──────── Data supplied ────────

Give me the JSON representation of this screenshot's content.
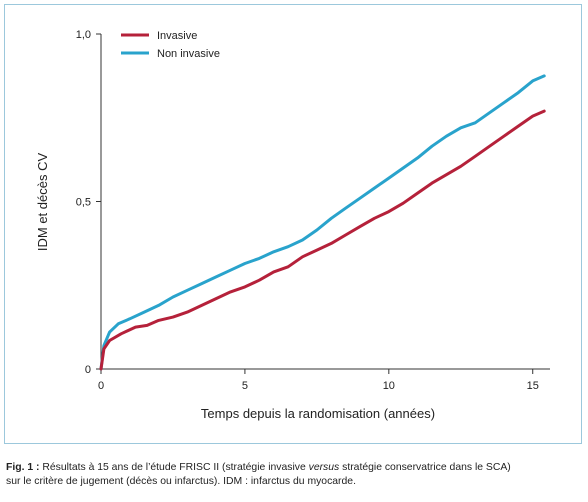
{
  "chart_data": {
    "type": "line",
    "xlabel": "Temps depuis la randomisation (années)",
    "ylabel": "IDM et décès CV",
    "xlim": [
      0,
      15.6
    ],
    "ylim": [
      0,
      1.0
    ],
    "x_ticks": [
      0,
      5,
      10,
      15
    ],
    "x_tick_labels": [
      "0",
      "5",
      "10",
      "15"
    ],
    "y_ticks": [
      0,
      0.5,
      1.0
    ],
    "y_tick_labels": [
      "0",
      "0,5",
      "1,0"
    ],
    "grid": false,
    "legend_position": "top-left",
    "series": [
      {
        "name": "Invasive",
        "color": "#b5213a",
        "x": [
          0,
          0.1,
          0.3,
          0.7,
          1.2,
          1.6,
          2.0,
          2.5,
          3.0,
          3.5,
          4.0,
          4.5,
          5.0,
          5.5,
          6.0,
          6.5,
          7.0,
          7.5,
          8.0,
          8.5,
          9.0,
          9.5,
          10.0,
          10.5,
          11.0,
          11.5,
          12.0,
          12.5,
          13.0,
          13.5,
          14.0,
          14.5,
          15.0,
          15.4
        ],
        "y": [
          0,
          0.06,
          0.085,
          0.105,
          0.125,
          0.13,
          0.145,
          0.155,
          0.17,
          0.19,
          0.21,
          0.23,
          0.245,
          0.265,
          0.29,
          0.305,
          0.335,
          0.355,
          0.375,
          0.4,
          0.425,
          0.45,
          0.47,
          0.495,
          0.525,
          0.555,
          0.58,
          0.605,
          0.635,
          0.665,
          0.695,
          0.725,
          0.755,
          0.77
        ]
      },
      {
        "name": "Non invasive",
        "color": "#29a3cc",
        "x": [
          0,
          0.1,
          0.3,
          0.6,
          1.0,
          1.5,
          2.0,
          2.5,
          3.0,
          3.5,
          4.0,
          4.5,
          5.0,
          5.5,
          6.0,
          6.5,
          7.0,
          7.5,
          8.0,
          8.5,
          9.0,
          9.5,
          10.0,
          10.5,
          11.0,
          11.5,
          12.0,
          12.5,
          13.0,
          13.5,
          14.0,
          14.5,
          15.0,
          15.4
        ],
        "y": [
          0,
          0.07,
          0.11,
          0.135,
          0.15,
          0.17,
          0.19,
          0.215,
          0.235,
          0.255,
          0.275,
          0.295,
          0.315,
          0.33,
          0.35,
          0.365,
          0.385,
          0.415,
          0.45,
          0.48,
          0.51,
          0.54,
          0.57,
          0.6,
          0.63,
          0.665,
          0.695,
          0.72,
          0.735,
          0.765,
          0.795,
          0.825,
          0.86,
          0.875
        ]
      }
    ]
  },
  "caption": {
    "label": "Fig. 1 :",
    "text_before_italic": " Résultats à 15 ans de l’étude FRISC II (stratégie invasive ",
    "italic": "versus",
    "text_after_italic": " stratégie conservatrice dans le SCA)",
    "line2": "sur le critère de jugement (décès ou infarctus). IDM : infarctus du myocarde."
  }
}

────────

__Your goal__. Reproduce all of the entries word for word, skipping any pictures they hold.

__Correct output__.
Give me the JSON representation of this screenshot's content.
{
  "chart_data": {
    "type": "line",
    "xlabel": "Temps depuis la randomisation (années)",
    "ylabel": "IDM et décès CV",
    "xlim": [
      0,
      15.6
    ],
    "ylim": [
      0,
      1.0
    ],
    "x_ticks": [
      0,
      5,
      10,
      15
    ],
    "x_tick_labels": [
      "0",
      "5",
      "10",
      "15"
    ],
    "y_ticks": [
      0,
      0.5,
      1.0
    ],
    "y_tick_labels": [
      "0",
      "0,5",
      "1,0"
    ],
    "grid": false,
    "legend_position": "top-left",
    "series": [
      {
        "name": "Invasive",
        "color": "#b5213a",
        "x": [
          0,
          0.1,
          0.3,
          0.7,
          1.2,
          1.6,
          2.0,
          2.5,
          3.0,
          3.5,
          4.0,
          4.5,
          5.0,
          5.5,
          6.0,
          6.5,
          7.0,
          7.5,
          8.0,
          8.5,
          9.0,
          9.5,
          10.0,
          10.5,
          11.0,
          11.5,
          12.0,
          12.5,
          13.0,
          13.5,
          14.0,
          14.5,
          15.0,
          15.4
        ],
        "y": [
          0,
          0.06,
          0.085,
          0.105,
          0.125,
          0.13,
          0.145,
          0.155,
          0.17,
          0.19,
          0.21,
          0.23,
          0.245,
          0.265,
          0.29,
          0.305,
          0.335,
          0.355,
          0.375,
          0.4,
          0.425,
          0.45,
          0.47,
          0.495,
          0.525,
          0.555,
          0.58,
          0.605,
          0.635,
          0.665,
          0.695,
          0.725,
          0.755,
          0.77
        ]
      },
      {
        "name": "Non invasive",
        "color": "#29a3cc",
        "x": [
          0,
          0.1,
          0.3,
          0.6,
          1.0,
          1.5,
          2.0,
          2.5,
          3.0,
          3.5,
          4.0,
          4.5,
          5.0,
          5.5,
          6.0,
          6.5,
          7.0,
          7.5,
          8.0,
          8.5,
          9.0,
          9.5,
          10.0,
          10.5,
          11.0,
          11.5,
          12.0,
          12.5,
          13.0,
          13.5,
          14.0,
          14.5,
          15.0,
          15.4
        ],
        "y": [
          0,
          0.07,
          0.11,
          0.135,
          0.15,
          0.17,
          0.19,
          0.215,
          0.235,
          0.255,
          0.275,
          0.295,
          0.315,
          0.33,
          0.35,
          0.365,
          0.385,
          0.415,
          0.45,
          0.48,
          0.51,
          0.54,
          0.57,
          0.6,
          0.63,
          0.665,
          0.695,
          0.72,
          0.735,
          0.765,
          0.795,
          0.825,
          0.86,
          0.875
        ]
      }
    ]
  },
  "caption": {
    "label": "Fig. 1 :",
    "text_before_italic": " Résultats à 15 ans de l’étude FRISC II (stratégie invasive ",
    "italic": "versus",
    "text_after_italic": " stratégie conservatrice dans le SCA)",
    "line2": "sur le critère de jugement (décès ou infarctus). IDM : infarctus du myocarde."
  }
}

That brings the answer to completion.